Challenge A: In the text on helping animals, which ways of having been hurt does it say many of us have experienced?

Identify and work on healing your own painful life issues. Many
of us are attracted to helping animals not only because we genuinely
love them but because we also have been neglected, abandoned, or
abused and it can be very fulfilling to help others who have been
hurt like us. This is a commendable thing--but not if we avoid
facing and healing our own pain. Sometimes we can even become
addicted to helping in an unconscious quest to really heal
ourselves. Don't be afraid to seek professional counseling,
participate in a support group or other modes of healing. Sometimes
we all need help processing overwhelming feelings or understanding
and healing the hurts from our past, or need support to live with
the horrors we sometimes see in this work. Seeking the help of a
counselor when your heart is in pain is just as important as seeking
the help of a doctor when your body is hurt.
5. Learn
to protect yourself from others' emotional pain. We each have
the capacity to feel and express deep compassion and empathy for
animals and each other without taking on others' pain. We are less
able to help when we take ownership of others' problems and pain
because to do so takes so much energy. Let others have their own
pain; use your energy to support and help them.
6. Accept
your limitations - you can't save them all. No one person alone
will change the overpopulation problem, find appropriate homes for
every animal, or rescue every wild animal in distress. Yet together
we can make a huge difference and change the world for the better,
one animal at a time. When you feel overwhelmed or unable to do
more, ask for help. Ask other people to help and, if it's in your
belief system, pray.

Supplied entries:

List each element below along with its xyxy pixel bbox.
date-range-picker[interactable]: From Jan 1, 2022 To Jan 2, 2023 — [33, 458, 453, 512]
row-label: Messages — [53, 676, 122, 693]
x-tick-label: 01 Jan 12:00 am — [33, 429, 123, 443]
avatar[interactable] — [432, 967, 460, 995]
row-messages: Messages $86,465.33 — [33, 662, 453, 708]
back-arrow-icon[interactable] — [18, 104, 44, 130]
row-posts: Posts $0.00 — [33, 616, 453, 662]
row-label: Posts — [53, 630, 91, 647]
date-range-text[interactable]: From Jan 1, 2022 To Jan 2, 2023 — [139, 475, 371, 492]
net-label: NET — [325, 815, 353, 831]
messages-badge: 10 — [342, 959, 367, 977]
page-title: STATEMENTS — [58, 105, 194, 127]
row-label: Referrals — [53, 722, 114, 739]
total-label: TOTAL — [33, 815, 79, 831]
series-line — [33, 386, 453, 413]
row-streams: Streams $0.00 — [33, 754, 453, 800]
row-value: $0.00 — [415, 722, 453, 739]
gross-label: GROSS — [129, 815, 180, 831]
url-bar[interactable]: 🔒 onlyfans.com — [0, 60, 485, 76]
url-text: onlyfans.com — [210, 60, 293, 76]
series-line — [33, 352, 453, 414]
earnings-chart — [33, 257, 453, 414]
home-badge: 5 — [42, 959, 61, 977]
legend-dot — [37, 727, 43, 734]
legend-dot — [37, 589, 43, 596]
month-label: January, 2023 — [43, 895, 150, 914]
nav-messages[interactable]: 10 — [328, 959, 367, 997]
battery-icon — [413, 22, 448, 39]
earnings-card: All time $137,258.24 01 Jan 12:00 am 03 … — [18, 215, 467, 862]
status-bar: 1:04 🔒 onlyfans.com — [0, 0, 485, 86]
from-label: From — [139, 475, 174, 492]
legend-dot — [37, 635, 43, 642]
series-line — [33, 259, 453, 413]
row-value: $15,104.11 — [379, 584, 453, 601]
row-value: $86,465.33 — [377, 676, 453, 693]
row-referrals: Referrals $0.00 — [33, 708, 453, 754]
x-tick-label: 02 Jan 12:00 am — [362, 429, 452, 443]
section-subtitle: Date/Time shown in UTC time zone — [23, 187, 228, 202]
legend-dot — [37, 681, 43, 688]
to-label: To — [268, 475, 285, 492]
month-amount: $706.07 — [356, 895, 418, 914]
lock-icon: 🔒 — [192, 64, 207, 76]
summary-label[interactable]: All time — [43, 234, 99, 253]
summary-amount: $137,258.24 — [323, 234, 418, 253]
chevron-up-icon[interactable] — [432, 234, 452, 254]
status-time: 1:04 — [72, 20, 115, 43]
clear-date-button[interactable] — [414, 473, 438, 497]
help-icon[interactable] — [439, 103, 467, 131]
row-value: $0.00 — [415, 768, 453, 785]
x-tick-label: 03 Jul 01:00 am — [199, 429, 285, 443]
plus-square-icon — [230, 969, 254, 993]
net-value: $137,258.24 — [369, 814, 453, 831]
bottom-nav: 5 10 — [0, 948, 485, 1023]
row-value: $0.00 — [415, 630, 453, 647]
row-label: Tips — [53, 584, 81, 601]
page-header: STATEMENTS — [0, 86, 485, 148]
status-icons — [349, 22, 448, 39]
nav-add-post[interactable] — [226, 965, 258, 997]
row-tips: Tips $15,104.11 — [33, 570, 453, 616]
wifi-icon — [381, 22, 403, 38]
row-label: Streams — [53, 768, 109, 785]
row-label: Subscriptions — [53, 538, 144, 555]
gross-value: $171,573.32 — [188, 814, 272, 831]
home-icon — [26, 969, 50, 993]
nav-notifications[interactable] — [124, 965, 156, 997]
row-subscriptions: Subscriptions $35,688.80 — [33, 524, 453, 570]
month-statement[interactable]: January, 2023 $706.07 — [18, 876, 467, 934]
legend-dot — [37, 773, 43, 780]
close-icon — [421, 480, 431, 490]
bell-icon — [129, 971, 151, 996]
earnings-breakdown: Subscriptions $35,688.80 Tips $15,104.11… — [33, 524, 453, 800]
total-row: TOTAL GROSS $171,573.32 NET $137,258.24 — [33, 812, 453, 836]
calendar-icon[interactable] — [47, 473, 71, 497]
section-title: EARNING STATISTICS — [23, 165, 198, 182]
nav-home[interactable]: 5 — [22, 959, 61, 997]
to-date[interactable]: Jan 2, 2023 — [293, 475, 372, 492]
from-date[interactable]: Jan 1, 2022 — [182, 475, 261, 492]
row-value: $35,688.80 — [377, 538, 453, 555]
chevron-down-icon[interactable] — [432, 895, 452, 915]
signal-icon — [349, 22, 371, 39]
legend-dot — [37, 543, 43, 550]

Challenge B: Can you reproduce the records from their start through the line that contains "row-posts: Posts $0.00 — [33, 616, 453, 662]"?

Exercise response A: Neglected, abandoned, abused

Exercise response B:
List each element below along with its xyxy pixel bbox.
date-range-picker[interactable]: From Jan 1, 2022 To Jan 2, 2023 — [33, 458, 453, 512]
row-label: Messages — [53, 676, 122, 693]
x-tick-label: 01 Jan 12:00 am — [33, 429, 123, 443]
avatar[interactable] — [432, 967, 460, 995]
row-messages: Messages $86,465.33 — [33, 662, 453, 708]
back-arrow-icon[interactable] — [18, 104, 44, 130]
row-posts: Posts $0.00 — [33, 616, 453, 662]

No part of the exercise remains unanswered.